THE TASK
Transcribe the records that follow. Keep every word exactly, and drop the pictures.

DATA SUPPLIED
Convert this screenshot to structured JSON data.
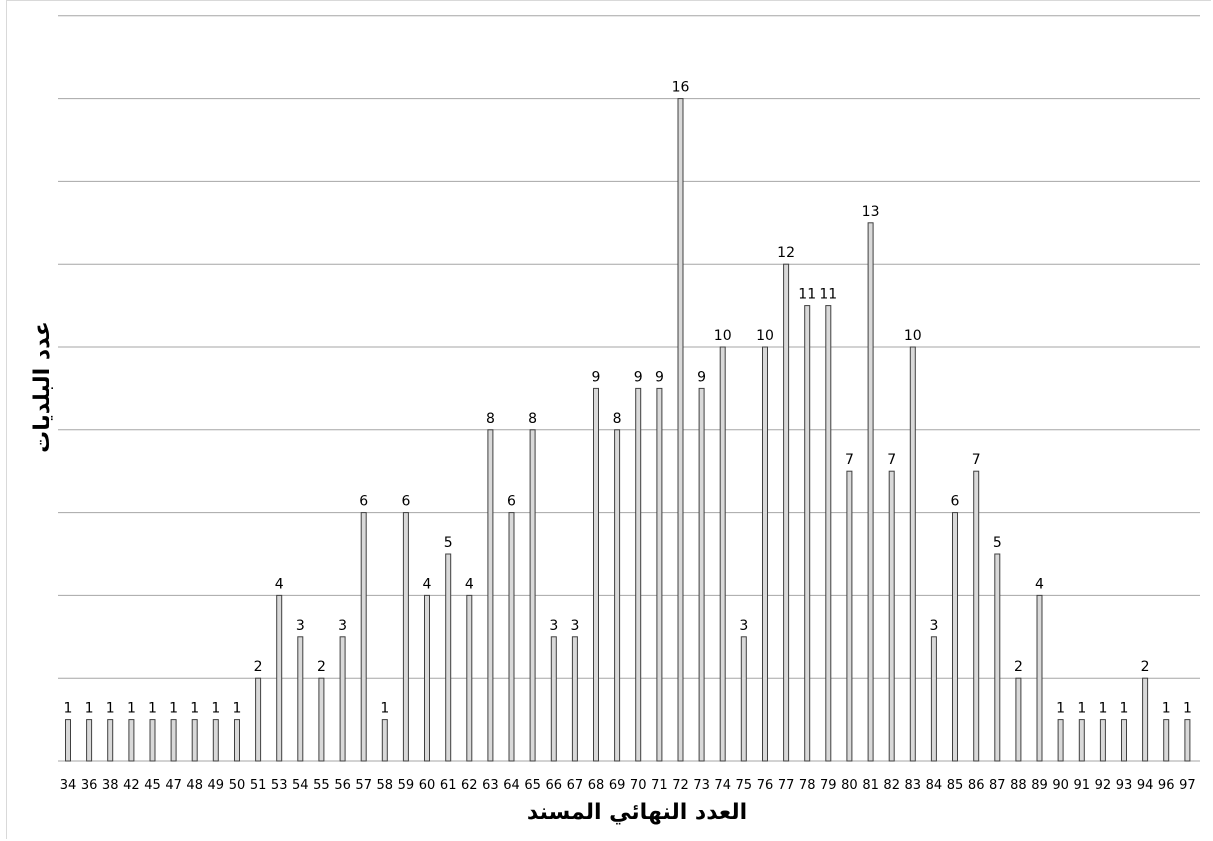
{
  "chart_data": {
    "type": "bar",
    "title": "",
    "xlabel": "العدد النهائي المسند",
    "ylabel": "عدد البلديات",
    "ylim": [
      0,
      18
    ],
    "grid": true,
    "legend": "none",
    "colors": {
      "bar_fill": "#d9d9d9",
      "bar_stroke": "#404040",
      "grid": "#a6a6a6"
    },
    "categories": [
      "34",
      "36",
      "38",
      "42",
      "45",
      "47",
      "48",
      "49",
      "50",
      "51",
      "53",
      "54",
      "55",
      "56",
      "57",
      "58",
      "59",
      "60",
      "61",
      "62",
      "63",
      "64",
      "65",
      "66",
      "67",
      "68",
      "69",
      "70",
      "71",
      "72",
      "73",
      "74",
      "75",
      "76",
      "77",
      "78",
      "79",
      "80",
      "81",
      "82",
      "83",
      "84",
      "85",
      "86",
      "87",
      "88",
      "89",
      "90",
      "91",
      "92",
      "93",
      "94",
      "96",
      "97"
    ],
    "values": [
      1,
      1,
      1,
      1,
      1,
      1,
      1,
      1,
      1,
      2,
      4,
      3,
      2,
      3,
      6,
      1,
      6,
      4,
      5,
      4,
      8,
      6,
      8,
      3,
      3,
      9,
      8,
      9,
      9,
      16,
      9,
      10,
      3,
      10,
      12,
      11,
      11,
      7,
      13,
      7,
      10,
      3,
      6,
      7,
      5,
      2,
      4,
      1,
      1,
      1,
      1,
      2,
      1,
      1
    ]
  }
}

TASK SOLUTION
Convert this screenshot to structured JSON data.
{
  "chart_data": {
    "type": "bar",
    "title": "",
    "xlabel": "العدد النهائي المسند",
    "ylabel": "عدد البلديات",
    "ylim": [
      0,
      18
    ],
    "grid": true,
    "legend": "none",
    "colors": {
      "bar_fill": "#d9d9d9",
      "bar_stroke": "#404040",
      "grid": "#a6a6a6"
    },
    "categories": [
      "34",
      "36",
      "38",
      "42",
      "45",
      "47",
      "48",
      "49",
      "50",
      "51",
      "53",
      "54",
      "55",
      "56",
      "57",
      "58",
      "59",
      "60",
      "61",
      "62",
      "63",
      "64",
      "65",
      "66",
      "67",
      "68",
      "69",
      "70",
      "71",
      "72",
      "73",
      "74",
      "75",
      "76",
      "77",
      "78",
      "79",
      "80",
      "81",
      "82",
      "83",
      "84",
      "85",
      "86",
      "87",
      "88",
      "89",
      "90",
      "91",
      "92",
      "93",
      "94",
      "96",
      "97"
    ],
    "values": [
      1,
      1,
      1,
      1,
      1,
      1,
      1,
      1,
      1,
      2,
      4,
      3,
      2,
      3,
      6,
      1,
      6,
      4,
      5,
      4,
      8,
      6,
      8,
      3,
      3,
      9,
      8,
      9,
      9,
      16,
      9,
      10,
      3,
      10,
      12,
      11,
      11,
      7,
      13,
      7,
      10,
      3,
      6,
      7,
      5,
      2,
      4,
      1,
      1,
      1,
      1,
      2,
      1,
      1
    ]
  }
}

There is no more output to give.